**WORK REQUIRED**
Work out how many lines hold the string "offset". The answer is a single number, nothing more.

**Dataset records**
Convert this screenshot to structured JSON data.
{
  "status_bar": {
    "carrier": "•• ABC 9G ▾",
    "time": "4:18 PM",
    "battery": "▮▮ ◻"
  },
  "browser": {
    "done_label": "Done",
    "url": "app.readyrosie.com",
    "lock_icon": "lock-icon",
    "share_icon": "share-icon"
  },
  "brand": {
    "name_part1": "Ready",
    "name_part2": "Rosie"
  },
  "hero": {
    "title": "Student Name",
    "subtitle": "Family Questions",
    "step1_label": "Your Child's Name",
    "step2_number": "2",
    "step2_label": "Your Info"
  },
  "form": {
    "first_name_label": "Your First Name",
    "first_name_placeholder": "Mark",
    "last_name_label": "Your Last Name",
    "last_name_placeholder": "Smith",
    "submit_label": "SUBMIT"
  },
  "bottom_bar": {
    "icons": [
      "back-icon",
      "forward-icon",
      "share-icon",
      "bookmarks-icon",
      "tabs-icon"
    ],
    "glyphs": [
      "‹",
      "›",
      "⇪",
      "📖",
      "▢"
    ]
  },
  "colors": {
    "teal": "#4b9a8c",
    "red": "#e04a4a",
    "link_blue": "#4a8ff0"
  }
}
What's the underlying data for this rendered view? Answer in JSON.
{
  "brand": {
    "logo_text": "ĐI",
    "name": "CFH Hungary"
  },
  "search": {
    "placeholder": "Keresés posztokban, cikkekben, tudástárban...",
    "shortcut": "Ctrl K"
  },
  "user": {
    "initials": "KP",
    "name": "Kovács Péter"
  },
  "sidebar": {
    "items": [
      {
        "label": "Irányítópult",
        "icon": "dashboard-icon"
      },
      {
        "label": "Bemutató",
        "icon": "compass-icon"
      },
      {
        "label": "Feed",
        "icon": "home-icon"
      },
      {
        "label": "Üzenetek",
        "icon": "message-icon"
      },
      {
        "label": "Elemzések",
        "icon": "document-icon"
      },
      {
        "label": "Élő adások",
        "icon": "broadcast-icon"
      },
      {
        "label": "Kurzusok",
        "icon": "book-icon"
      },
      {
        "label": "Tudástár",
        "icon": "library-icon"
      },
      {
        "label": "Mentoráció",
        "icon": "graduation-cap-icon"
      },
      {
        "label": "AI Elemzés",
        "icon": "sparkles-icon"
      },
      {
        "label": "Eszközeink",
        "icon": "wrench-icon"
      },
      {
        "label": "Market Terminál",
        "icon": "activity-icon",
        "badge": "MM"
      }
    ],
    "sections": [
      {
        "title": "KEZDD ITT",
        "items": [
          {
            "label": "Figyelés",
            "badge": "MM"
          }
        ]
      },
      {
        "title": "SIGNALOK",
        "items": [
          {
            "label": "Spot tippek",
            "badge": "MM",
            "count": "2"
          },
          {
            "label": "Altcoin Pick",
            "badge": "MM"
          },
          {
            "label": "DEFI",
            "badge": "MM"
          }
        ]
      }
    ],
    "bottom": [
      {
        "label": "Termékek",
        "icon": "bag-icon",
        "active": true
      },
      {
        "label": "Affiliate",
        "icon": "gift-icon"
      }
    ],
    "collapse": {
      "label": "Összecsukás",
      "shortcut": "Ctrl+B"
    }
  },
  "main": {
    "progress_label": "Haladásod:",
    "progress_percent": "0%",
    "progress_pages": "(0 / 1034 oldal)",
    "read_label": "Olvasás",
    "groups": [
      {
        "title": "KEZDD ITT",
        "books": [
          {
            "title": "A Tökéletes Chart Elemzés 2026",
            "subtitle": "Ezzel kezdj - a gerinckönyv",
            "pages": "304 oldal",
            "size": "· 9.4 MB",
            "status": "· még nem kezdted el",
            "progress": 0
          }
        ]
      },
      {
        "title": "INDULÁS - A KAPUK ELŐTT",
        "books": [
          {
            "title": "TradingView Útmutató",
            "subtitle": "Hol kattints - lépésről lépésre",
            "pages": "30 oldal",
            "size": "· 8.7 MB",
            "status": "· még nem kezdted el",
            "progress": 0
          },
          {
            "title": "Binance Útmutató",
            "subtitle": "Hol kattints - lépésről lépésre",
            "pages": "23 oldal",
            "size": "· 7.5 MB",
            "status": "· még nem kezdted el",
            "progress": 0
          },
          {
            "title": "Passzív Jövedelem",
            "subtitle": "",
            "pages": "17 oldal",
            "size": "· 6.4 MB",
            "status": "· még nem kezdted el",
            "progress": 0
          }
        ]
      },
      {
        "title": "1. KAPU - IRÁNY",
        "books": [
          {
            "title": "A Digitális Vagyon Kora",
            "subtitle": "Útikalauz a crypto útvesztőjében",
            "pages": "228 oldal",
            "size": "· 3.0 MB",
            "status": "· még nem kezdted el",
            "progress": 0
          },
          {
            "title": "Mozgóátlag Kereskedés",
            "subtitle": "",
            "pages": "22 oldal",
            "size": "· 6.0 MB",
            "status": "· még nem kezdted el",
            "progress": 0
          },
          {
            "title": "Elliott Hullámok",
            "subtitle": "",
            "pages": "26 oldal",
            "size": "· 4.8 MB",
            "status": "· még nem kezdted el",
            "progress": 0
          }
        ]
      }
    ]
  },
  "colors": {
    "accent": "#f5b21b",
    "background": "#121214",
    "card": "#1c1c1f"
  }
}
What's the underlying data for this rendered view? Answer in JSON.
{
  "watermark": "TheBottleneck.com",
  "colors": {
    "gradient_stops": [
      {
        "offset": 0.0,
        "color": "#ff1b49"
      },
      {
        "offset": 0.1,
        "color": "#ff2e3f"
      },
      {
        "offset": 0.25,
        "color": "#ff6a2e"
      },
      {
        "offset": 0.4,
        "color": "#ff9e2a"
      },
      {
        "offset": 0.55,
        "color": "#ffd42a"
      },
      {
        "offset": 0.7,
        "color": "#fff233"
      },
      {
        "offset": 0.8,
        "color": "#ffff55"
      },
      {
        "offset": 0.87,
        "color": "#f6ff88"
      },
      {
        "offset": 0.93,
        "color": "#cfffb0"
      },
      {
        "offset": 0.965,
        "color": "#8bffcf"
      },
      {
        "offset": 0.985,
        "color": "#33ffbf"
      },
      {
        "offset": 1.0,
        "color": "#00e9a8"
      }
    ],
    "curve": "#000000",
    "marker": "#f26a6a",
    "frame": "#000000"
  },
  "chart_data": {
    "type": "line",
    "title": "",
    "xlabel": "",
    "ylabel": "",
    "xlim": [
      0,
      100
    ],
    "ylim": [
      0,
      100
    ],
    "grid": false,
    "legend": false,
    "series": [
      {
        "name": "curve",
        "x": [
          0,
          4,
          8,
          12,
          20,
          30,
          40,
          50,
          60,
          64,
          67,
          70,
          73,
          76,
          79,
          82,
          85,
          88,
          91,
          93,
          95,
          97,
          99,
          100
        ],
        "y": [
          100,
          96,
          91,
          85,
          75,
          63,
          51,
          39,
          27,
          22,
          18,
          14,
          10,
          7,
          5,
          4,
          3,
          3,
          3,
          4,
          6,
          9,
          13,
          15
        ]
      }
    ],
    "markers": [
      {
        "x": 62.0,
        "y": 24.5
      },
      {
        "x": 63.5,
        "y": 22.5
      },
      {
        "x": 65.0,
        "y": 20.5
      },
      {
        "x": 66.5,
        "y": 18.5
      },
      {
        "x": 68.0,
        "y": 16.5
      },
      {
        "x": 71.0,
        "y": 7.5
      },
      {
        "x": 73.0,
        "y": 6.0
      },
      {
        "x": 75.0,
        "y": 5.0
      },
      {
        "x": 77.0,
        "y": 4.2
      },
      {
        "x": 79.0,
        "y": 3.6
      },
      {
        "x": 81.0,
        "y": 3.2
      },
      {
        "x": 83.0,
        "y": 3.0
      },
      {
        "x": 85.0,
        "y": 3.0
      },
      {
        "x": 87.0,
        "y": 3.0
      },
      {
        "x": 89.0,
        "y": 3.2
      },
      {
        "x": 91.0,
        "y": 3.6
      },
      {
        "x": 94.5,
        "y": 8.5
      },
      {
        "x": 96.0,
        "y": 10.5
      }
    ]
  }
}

**COMPLETE OUTPUT**
12